* PROBLEM DETAILS *
Write down every entry below once more, exactly.

* PROVIDED RECORDS *
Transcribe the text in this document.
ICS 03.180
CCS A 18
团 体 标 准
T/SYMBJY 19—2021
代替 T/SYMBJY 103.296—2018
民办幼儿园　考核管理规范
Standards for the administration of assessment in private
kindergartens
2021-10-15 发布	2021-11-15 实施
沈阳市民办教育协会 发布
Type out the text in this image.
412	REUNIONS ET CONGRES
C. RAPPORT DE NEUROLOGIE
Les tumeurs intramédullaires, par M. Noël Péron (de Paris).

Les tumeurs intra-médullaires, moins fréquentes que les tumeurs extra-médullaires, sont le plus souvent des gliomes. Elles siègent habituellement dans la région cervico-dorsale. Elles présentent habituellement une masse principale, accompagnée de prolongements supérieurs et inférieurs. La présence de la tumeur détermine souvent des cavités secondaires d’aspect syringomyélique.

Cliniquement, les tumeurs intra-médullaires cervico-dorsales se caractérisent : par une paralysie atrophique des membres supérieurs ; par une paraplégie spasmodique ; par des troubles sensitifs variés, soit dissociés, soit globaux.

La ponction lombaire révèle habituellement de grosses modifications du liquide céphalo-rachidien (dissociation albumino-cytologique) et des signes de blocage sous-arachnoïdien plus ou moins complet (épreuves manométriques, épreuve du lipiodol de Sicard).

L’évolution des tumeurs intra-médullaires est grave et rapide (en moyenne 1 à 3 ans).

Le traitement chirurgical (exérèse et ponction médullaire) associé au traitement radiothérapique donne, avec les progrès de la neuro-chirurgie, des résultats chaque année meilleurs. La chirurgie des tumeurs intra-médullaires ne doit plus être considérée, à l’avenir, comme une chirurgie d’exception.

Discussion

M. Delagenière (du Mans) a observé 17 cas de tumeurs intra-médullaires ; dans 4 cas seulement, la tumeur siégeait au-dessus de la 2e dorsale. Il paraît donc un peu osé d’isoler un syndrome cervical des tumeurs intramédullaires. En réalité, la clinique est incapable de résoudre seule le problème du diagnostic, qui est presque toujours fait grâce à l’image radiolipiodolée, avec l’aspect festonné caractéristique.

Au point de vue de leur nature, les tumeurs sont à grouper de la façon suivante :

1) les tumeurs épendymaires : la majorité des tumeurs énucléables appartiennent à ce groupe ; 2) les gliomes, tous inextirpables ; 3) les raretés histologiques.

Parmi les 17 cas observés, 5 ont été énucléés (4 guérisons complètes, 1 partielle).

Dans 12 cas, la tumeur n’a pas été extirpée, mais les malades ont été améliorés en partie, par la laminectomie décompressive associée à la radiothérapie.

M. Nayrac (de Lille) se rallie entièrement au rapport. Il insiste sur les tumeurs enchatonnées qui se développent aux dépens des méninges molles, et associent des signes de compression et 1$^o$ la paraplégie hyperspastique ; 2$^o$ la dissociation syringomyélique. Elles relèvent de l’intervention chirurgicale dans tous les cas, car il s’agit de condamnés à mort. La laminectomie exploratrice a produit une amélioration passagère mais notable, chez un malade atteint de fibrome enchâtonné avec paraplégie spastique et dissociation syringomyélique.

* SOLVED EXERCISE *
Transcribe the text in this document.
ICS 03.180
CCS A 18
团 体 标 准
T/SYMBJY 19—2021
代替 T/SYMBJY 103.296—2018
民办幼儿园　考核管理规范
Standards for the administration of assessment in private
kindergartens
2021-10-15 发布	2021-11-15 实施
沈阳市民办教育协会 发布
Type out the text in this image.
412	REUNIONS ET CONGRES
C. RAPPORT DE NEUROLOGIE
Les tumeurs intramédullaires, par M. Noël Péron (de Paris).

Les tumeurs intra-médullaires, moins fréquentes que les tumeurs extra-médullaires, sont le plus souvent des gliomes. Elles siègent habituellement dans la région cervico-dorsale. Elles présentent habituellement une masse principale, accompagnée de prolongements supérieurs et inférieurs. La présence de la tumeur détermine souvent des cavités secondaires d’aspect syringomyélique.

Cliniquement, les tumeurs intra-médullaires cervico-dorsales se caractérisent : par une paralysie atrophique des membres supérieurs ; par une paraplégie spasmodique ; par des troubles sensitifs variés, soit dissociés, soit globaux.

La ponction lombaire révèle habituellement de grosses modifications du liquide céphalo-rachidien (dissociation albumino-cytologique) et des signes de blocage sous-arachnoïdien plus ou moins complet (épreuves manométriques, épreuve du lipiodol de Sicard).

L’évolution des tumeurs intra-médullaires est grave et rapide (en moyenne 1 à 3 ans).

Le traitement chirurgical (exérèse et ponction médullaire) associé au traitement radiothérapique donne, avec les progrès de la neuro-chirurgie, des résultats chaque année meilleurs. La chirurgie des tumeurs intra-médullaires ne doit plus être considérée, à l’avenir, comme une chirurgie d’exception.

Discussion

M. Delagenière (du Mans) a observé 17 cas de tumeurs intra-médullaires ; dans 4 cas seulement, la tumeur siégeait au-dessus de la 2e dorsale. Il paraît donc un peu osé d’isoler un syndrome cervical des tumeurs intramédullaires. En réalité, la clinique est incapable de résoudre seule le problème du diagnostic, qui est presque toujours fait grâce à l’image radiolipiodolée, avec l’aspect festonné caractéristique.

Au point de vue de leur nature, les tumeurs sont à grouper de la façon suivante :

1) les tumeurs épendymaires : la majorité des tumeurs énucléables appartiennent à ce groupe ; 2) les gliomes, tous inextirpables ; 3) les raretés histologiques.

Parmi les 17 cas observés, 5 ont été énucléés (4 guérisons complètes, 1 partielle).

Dans 12 cas, la tumeur n’a pas été extirpée, mais les malades ont été améliorés en partie, par la laminectomie décompressive associée à la radiothérapie.

M. Nayrac (de Lille) se rallie entièrement au rapport. Il insiste sur les tumeurs enchatonnées qui se développent aux dépens des méninges molles, et associent des signes de compression et 1$^o$ la paraplégie hyperspastique ; 2$^o$ la dissociation syringomyélique. Elles relèvent de l’intervention chirurgicale dans tous les cas, car il s’agit de condamnés à mort. La laminectomie exploratrice a produit une amélioration passagère mais notable, chez un malade atteint de fibrome enchâtonné avec paraplégie spastique et dissociation syringomyélique.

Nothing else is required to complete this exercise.